[start PROVIDED DATA]

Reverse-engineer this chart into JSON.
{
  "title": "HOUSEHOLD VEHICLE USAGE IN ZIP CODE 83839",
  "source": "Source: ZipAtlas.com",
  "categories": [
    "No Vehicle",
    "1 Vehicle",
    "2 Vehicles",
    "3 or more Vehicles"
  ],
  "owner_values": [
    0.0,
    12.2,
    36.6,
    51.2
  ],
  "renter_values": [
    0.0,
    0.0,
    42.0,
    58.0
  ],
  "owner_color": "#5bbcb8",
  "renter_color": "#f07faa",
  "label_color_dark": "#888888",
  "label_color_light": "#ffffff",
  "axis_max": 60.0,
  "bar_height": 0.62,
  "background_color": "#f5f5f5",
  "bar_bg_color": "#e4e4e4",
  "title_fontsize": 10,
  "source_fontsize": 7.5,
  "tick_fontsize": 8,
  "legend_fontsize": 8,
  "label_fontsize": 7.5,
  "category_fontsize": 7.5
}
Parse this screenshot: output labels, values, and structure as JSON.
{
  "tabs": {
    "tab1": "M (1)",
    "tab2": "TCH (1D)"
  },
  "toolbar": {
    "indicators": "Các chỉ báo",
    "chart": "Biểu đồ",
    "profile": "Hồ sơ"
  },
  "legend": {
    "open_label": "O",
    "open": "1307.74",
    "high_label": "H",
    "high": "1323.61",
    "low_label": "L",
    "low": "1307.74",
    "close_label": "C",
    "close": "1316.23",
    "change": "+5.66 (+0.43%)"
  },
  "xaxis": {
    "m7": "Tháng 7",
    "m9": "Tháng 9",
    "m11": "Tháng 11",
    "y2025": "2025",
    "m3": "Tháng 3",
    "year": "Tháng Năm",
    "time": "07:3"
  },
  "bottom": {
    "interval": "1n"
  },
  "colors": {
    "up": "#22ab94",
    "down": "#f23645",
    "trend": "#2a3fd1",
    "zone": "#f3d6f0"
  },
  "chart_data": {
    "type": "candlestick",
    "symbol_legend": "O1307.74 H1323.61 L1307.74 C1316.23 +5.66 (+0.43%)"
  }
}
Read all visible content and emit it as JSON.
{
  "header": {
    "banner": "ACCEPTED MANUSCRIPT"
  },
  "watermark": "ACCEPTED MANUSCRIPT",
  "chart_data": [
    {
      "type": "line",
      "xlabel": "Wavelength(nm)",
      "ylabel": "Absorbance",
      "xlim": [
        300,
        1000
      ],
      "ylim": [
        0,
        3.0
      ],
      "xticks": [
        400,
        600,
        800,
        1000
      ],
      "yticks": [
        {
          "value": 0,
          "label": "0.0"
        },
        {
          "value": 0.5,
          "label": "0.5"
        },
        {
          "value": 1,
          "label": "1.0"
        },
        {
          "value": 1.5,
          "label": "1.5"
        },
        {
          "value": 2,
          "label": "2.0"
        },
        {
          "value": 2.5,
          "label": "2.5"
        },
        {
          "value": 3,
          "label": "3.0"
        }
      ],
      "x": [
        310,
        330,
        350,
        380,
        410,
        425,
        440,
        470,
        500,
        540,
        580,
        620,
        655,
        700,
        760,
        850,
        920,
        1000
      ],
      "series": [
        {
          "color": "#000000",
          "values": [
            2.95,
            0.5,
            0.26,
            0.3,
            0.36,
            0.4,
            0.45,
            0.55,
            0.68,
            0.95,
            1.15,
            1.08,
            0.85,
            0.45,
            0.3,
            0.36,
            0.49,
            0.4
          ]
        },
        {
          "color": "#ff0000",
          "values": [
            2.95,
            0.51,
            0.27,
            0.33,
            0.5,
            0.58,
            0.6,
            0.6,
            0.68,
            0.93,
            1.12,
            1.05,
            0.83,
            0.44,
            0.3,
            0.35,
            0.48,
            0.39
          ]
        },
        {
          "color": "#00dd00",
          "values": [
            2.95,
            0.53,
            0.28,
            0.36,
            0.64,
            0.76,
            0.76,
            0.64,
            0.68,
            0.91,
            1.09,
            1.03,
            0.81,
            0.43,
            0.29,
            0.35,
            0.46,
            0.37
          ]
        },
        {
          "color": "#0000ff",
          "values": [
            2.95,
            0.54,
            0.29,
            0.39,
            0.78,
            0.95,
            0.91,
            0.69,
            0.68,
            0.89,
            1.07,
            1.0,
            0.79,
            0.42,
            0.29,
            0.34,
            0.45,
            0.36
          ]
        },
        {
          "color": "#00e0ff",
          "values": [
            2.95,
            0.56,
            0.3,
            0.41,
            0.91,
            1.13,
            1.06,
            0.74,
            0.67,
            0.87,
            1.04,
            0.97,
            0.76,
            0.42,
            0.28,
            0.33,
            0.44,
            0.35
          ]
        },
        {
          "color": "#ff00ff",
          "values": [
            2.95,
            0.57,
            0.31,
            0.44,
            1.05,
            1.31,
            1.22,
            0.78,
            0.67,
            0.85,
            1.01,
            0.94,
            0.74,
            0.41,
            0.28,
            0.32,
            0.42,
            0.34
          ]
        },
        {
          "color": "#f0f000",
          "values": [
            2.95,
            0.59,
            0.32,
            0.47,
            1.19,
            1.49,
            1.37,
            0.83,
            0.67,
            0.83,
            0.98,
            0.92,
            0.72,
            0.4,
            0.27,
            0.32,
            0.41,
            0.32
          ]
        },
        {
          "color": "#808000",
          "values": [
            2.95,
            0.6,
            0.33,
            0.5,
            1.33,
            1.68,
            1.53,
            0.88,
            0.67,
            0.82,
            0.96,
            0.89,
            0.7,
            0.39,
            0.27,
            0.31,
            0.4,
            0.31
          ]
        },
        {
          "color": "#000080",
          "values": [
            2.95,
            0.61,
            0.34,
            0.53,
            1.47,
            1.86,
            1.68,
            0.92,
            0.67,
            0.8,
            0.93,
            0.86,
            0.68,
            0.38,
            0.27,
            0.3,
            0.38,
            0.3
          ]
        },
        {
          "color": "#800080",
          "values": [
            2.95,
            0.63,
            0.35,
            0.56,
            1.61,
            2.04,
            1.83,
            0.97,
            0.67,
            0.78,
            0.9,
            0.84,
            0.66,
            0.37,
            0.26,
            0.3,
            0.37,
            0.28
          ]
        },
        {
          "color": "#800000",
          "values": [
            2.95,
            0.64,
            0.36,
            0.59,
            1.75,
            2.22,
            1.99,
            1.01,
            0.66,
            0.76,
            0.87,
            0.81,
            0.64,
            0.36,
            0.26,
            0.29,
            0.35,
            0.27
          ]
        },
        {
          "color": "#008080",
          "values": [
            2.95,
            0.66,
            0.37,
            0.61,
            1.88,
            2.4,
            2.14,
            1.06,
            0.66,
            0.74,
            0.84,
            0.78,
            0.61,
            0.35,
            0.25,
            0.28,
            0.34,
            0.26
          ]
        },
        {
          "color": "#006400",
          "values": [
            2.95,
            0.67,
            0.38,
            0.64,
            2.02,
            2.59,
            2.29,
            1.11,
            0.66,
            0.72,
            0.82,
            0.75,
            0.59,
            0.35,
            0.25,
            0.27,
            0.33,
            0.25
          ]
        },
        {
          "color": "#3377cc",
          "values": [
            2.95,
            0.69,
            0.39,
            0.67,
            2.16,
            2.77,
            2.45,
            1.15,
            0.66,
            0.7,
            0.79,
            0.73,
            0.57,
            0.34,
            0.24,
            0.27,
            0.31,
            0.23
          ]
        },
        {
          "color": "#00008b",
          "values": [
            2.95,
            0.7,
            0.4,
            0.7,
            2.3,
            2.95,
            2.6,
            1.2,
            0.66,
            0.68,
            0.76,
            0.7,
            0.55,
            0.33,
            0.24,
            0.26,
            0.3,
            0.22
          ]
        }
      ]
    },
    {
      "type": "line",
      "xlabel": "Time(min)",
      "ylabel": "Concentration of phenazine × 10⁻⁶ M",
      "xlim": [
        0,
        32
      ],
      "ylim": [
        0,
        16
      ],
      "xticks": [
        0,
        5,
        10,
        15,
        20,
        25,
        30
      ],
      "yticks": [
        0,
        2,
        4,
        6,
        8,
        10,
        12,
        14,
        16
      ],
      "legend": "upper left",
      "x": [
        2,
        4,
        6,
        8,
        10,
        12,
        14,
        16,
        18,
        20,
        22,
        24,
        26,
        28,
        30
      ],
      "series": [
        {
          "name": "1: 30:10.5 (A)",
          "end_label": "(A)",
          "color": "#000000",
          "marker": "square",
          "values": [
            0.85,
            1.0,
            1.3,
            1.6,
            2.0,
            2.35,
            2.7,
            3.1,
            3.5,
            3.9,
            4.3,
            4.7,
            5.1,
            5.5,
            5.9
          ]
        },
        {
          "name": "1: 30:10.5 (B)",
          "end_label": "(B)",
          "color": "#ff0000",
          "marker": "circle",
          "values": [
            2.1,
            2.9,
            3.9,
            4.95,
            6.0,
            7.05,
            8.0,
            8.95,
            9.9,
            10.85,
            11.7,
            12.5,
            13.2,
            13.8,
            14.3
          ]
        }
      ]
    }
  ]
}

[end PROVIDED DATA]

**DESCRIPTION OF THE TASK:**
Show every line above in which the word "ACCEPTED" occurs.

**RESULT:**
    "banner": "ACCEPTED MANUSCRIPT"
  "watermark": "ACCEPTED MANUSCRIPT",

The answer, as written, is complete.